> _Text block_:
- - - - -

Note that currently it will only export as a LJSpeech format, but it can be easily modified to export in any format.

In [None]:
from VocalForge.text.create_dataset import GenerateDataset
dataset = GenerateDataset(
    segment_dir=segment_dir,
    sliced_aud_dir=os.path.join(work_path, 'sliced_audio'),
    output_dir=os.path.join(work_path, 'dataset'),
    threshold=threshold,
)

In [None]:
dataset.run()

Now, every now and again there might be an extra audio file or metadata entry that will throw any preprocesser into a fit. But don't fret! This function will help you find and remove them. This can also sync mannual changes in either removing metadata entries or audio files.

- - - - -

(Layout element entries)
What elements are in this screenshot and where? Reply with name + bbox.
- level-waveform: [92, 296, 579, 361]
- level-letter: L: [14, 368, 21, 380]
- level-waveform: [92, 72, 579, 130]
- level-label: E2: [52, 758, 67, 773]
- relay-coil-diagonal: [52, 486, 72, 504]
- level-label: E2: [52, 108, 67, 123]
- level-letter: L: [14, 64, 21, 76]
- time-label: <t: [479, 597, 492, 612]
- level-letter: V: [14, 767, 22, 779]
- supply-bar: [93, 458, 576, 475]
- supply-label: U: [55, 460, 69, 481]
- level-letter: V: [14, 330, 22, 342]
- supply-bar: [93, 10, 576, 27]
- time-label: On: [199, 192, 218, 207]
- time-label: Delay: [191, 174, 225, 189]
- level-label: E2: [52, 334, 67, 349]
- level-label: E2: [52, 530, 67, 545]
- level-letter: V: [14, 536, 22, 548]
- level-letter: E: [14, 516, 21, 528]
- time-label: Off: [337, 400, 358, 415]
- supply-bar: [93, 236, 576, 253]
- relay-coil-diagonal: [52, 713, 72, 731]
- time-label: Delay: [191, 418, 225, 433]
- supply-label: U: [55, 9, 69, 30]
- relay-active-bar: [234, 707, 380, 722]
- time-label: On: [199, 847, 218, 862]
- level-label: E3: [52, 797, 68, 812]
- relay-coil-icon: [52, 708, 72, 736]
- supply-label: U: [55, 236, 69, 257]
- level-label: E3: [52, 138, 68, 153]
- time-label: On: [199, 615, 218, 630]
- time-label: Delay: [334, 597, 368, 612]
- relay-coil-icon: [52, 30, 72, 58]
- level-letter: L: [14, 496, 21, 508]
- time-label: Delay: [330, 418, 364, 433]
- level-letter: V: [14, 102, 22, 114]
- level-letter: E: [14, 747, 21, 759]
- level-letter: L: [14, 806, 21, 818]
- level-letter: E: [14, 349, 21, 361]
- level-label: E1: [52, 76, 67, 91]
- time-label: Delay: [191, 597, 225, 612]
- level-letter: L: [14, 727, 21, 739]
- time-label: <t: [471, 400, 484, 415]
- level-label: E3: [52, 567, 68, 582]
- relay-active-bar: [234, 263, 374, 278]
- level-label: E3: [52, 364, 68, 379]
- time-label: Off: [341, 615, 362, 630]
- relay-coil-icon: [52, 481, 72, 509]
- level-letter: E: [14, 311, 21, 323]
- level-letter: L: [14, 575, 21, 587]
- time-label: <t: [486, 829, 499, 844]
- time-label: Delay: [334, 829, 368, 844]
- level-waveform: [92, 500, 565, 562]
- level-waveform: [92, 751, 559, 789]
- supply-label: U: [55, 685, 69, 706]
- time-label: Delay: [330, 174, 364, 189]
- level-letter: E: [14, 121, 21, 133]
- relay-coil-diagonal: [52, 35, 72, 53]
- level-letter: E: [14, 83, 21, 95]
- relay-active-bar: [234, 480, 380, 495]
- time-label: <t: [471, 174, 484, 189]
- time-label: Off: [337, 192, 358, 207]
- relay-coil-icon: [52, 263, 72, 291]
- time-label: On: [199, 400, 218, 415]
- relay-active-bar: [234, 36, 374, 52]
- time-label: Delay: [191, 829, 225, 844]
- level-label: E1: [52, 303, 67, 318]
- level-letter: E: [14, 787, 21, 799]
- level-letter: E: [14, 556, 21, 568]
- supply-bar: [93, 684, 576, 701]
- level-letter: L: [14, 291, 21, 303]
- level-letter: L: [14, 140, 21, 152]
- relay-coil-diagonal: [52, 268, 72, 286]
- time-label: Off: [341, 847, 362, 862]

- - - - -

> _Task_: Carry on the notebook text about building a speech dataset with VocalForge from the point where it stops.

> _Answer to the exercise_:
In [None]:
import os
import pandas as pd
bad_files = []
dataset_dir = os.path.join(work_path, 'dataset')
for file in os.listdir(dataset_dir+'/wavs/'):
    #if file is below 100kb remove it and append it to the list
    if os.stat(dataset_dir +'/wavs/'+file).st_size < 50000:
        bad_files.append(file)
print(bad_files)

df = pd.read_csv(dataset_dir+'/metadata.csv', sep='|', on_bad_lines='skip')
for index, row in df.iterrows():
    if row[0]+'.wav' in bad_files:
        df.drop(index, inplace=True)
        os.remove(dataset_dir + '/wavs/' + row[0]+'.wav')
df.to_csv(dataset_dir+'/metadata.csv', sep='|', index=False)

## And done! Get curatin'!